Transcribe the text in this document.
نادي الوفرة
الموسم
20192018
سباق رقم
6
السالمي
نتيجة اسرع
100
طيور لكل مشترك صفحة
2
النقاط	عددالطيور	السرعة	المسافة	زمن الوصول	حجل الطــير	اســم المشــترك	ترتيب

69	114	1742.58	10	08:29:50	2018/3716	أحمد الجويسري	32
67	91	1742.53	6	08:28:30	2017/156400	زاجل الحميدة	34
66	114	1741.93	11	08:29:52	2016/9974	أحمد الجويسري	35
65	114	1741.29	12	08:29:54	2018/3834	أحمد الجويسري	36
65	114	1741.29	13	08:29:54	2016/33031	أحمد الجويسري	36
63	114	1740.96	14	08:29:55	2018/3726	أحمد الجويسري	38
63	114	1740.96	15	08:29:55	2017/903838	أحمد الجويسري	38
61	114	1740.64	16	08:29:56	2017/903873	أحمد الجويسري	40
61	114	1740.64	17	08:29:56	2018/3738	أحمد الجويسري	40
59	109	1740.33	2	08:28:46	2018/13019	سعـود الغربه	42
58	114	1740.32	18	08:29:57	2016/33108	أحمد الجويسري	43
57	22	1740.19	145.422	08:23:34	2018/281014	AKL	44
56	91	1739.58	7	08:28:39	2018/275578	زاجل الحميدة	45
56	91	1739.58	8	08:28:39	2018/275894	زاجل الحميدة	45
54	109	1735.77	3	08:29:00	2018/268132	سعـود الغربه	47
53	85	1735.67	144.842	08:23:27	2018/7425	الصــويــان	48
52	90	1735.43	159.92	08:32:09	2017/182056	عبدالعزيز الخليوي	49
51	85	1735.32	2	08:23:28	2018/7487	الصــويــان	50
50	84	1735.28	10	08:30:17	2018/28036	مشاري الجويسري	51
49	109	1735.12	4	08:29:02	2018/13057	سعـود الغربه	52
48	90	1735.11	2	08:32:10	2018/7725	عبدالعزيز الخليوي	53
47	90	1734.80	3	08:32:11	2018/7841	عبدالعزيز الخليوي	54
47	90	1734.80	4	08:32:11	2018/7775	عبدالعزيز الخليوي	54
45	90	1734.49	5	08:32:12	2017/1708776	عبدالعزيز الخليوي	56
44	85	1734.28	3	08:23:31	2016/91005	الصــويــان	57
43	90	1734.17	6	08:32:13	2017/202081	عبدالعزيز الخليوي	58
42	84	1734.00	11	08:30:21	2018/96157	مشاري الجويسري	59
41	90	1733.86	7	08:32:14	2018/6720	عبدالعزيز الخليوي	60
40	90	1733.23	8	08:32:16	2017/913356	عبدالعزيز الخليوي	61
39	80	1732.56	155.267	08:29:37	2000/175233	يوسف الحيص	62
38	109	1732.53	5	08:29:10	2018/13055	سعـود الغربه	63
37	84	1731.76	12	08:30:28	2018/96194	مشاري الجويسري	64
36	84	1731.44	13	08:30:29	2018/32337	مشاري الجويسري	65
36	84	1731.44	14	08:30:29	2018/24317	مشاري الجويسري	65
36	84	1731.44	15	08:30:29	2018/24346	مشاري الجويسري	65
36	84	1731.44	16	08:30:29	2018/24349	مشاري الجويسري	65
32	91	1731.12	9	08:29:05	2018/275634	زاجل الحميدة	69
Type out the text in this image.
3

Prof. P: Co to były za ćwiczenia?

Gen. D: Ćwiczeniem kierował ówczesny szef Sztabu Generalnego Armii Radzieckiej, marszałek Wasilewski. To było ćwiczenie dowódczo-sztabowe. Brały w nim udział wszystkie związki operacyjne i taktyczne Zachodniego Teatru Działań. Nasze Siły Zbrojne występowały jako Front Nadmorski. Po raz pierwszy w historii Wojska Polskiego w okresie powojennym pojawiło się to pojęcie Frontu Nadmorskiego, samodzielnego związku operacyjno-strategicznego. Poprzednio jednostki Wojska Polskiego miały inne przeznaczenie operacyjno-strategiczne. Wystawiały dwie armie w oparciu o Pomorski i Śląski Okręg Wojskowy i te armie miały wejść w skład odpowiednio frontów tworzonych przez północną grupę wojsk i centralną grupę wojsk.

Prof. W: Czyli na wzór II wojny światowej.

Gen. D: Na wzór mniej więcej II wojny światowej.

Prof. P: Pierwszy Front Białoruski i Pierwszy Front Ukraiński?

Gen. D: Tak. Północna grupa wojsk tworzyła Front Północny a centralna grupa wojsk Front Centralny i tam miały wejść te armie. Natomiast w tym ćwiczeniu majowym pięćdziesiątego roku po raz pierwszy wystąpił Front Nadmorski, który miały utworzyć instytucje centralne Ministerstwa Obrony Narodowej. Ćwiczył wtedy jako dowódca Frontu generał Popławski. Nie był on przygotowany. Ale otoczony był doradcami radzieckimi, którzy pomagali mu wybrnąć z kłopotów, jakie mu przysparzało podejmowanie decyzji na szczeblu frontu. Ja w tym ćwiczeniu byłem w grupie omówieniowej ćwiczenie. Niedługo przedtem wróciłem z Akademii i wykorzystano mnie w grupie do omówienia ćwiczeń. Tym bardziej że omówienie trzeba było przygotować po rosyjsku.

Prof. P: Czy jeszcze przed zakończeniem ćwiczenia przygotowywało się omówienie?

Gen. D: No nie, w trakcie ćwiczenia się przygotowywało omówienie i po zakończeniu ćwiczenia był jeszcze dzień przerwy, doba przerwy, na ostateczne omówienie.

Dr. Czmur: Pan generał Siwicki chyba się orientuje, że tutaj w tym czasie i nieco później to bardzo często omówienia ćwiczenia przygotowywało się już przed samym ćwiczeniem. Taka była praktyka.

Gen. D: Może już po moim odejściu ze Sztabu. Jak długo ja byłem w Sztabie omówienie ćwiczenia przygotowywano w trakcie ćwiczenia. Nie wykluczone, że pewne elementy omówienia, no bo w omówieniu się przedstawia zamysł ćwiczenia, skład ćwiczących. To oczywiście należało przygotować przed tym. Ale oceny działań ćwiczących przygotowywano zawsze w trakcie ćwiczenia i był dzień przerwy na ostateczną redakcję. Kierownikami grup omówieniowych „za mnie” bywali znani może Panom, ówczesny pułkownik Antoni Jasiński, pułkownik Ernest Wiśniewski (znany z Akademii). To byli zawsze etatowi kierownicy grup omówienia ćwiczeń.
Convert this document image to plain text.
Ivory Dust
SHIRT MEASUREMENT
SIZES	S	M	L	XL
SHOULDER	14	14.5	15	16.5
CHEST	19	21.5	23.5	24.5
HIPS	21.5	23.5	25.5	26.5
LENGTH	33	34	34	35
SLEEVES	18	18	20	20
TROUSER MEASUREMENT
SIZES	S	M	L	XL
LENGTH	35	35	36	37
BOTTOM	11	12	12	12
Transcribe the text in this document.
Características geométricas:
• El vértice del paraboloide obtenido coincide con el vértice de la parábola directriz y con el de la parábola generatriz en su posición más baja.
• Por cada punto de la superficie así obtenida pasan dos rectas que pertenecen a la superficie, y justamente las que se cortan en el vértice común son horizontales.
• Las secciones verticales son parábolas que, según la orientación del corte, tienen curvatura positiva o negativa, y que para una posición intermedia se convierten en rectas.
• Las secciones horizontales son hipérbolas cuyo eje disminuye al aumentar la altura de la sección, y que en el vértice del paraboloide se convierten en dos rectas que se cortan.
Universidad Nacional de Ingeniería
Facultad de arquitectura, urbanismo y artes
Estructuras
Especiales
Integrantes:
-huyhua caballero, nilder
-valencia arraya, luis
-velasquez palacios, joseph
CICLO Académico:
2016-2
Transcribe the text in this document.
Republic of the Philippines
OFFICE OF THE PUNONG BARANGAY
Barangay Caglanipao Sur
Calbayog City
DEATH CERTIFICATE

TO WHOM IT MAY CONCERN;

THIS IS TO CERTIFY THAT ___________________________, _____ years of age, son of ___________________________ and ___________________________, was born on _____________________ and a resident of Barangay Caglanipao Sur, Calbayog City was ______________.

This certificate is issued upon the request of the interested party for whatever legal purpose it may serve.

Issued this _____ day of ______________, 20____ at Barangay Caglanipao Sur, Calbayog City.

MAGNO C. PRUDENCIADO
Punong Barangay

---*---

# [DIRECTIVE]
Pick out and copy the lines of the entries that hold the string "سعـود".

# [CORRECT OUTPUT]
59	109	1740.33	2	08:28:46	2018/13019	سعـود الغربه	42
54	109	1735.77	3	08:29:00	2018/268132	سعـود الغربه	47
49	109	1735.12	4	08:29:02	2018/13057	سعـود الغربه	52
38	109	1732.53	5	08:29:10	2018/13055	سعـود الغربه	63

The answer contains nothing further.